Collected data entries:

----

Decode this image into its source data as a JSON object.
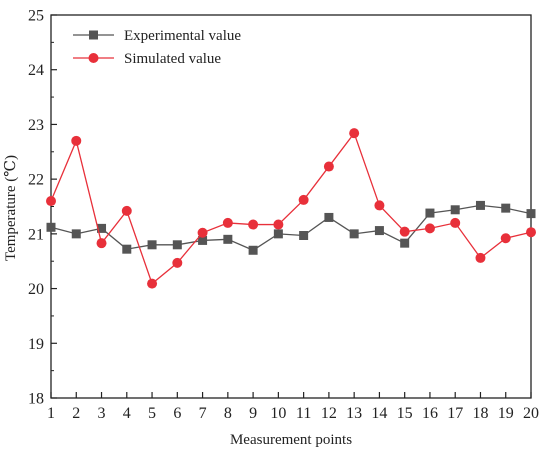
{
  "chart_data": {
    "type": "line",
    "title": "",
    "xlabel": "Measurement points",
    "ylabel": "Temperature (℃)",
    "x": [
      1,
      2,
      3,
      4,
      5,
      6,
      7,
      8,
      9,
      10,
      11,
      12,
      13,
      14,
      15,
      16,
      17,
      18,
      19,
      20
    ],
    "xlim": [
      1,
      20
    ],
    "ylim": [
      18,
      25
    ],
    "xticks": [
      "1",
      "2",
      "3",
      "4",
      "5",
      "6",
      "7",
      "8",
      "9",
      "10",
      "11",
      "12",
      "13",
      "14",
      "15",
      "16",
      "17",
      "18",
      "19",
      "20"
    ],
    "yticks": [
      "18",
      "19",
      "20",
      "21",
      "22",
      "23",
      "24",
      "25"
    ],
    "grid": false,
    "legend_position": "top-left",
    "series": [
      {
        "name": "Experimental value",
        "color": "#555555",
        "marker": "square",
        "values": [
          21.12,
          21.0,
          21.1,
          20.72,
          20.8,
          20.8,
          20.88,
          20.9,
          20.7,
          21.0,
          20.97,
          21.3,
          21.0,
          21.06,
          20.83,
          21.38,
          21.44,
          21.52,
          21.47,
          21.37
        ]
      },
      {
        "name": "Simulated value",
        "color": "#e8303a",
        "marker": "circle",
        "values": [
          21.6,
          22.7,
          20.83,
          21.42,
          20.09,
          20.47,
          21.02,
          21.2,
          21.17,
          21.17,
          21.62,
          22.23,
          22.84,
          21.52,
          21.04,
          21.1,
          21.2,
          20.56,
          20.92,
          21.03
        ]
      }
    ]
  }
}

----

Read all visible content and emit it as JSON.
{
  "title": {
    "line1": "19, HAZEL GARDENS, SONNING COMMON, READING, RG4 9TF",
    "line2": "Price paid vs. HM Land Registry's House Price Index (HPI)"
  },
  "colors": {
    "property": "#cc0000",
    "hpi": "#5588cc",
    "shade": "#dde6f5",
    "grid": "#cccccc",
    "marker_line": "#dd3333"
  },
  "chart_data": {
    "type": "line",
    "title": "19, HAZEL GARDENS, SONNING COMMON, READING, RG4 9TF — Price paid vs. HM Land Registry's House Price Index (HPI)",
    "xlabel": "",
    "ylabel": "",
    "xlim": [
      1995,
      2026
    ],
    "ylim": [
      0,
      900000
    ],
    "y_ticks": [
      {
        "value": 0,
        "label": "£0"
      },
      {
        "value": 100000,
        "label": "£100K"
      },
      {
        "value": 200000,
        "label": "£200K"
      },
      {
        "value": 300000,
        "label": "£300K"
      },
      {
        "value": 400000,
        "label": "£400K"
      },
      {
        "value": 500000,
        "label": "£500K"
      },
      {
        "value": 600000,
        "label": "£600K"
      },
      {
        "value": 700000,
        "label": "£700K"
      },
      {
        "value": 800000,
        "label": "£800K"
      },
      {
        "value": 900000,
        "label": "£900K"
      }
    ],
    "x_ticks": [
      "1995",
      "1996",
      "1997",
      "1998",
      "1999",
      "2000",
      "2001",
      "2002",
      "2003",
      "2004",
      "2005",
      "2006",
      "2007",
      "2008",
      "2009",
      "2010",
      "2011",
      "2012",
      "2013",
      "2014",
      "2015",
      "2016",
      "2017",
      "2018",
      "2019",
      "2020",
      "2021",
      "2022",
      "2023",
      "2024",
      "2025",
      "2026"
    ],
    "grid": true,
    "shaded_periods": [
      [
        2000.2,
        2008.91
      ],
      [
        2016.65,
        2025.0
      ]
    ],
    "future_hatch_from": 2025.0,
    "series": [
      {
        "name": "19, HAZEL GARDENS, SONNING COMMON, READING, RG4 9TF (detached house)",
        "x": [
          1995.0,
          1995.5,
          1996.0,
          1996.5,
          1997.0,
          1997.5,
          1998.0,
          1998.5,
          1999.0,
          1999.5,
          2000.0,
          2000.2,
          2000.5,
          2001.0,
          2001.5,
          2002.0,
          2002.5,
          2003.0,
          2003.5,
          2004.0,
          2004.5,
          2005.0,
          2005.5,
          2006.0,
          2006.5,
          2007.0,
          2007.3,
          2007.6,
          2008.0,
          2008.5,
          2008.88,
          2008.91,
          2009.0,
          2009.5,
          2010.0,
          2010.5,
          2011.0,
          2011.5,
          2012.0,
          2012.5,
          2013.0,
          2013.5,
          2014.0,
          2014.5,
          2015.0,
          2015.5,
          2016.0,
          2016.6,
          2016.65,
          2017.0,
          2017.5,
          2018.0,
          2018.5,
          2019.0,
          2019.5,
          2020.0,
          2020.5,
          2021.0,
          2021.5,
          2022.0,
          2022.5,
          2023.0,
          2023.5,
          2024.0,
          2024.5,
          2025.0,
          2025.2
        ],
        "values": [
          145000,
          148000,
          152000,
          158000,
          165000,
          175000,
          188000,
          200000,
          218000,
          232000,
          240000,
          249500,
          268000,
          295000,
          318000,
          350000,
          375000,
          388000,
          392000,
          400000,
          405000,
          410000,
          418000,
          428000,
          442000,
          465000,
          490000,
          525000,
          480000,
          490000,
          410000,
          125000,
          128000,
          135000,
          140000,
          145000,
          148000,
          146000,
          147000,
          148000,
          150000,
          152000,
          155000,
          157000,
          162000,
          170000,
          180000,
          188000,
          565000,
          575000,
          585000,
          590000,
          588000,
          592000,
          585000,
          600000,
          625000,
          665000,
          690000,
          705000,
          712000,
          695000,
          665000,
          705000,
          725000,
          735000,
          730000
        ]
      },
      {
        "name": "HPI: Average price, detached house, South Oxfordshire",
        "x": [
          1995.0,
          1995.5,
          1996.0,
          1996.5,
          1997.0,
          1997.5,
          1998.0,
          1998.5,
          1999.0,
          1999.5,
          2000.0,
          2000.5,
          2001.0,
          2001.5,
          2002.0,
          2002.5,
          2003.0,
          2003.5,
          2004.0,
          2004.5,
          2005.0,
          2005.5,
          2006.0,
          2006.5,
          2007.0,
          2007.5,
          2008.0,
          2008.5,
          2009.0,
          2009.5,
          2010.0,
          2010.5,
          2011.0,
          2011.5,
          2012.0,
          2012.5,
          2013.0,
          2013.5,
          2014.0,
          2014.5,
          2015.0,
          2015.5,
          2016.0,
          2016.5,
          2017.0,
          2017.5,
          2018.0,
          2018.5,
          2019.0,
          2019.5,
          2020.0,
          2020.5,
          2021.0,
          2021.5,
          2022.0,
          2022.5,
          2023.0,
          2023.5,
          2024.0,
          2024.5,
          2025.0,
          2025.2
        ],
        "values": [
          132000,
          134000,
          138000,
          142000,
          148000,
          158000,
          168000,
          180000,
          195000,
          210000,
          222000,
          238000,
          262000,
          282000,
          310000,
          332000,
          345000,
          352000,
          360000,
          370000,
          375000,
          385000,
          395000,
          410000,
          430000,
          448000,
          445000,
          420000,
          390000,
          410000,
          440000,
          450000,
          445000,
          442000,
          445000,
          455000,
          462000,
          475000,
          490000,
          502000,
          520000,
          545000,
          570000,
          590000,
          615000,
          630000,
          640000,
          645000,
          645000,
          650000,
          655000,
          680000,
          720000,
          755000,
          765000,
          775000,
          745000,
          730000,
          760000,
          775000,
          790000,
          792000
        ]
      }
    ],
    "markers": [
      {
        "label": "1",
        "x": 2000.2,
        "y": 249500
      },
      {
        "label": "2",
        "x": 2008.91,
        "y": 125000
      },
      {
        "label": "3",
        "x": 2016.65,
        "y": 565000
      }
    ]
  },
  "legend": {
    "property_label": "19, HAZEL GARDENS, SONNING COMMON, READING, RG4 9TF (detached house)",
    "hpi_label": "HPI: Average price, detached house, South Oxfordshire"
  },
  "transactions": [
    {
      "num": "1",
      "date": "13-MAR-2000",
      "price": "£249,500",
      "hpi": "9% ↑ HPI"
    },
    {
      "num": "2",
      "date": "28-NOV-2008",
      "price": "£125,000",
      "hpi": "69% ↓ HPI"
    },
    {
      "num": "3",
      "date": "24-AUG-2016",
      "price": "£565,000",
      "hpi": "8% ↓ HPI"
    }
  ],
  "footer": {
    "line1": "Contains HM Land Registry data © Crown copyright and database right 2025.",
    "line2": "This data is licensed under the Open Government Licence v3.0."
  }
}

----

● **EXERCISE**:
Scan the listing above. Collect all lines with the word "paid".

● **COMPLETED TASK**:
    "line2": "Price paid vs. HM Land Registry's House Price Index (HPI)"
    "title": "19, HAZEL GARDENS, SONNING COMMON, READING, RG4 9TF — Price paid vs. HM Land Registry's House Price Index (HPI)",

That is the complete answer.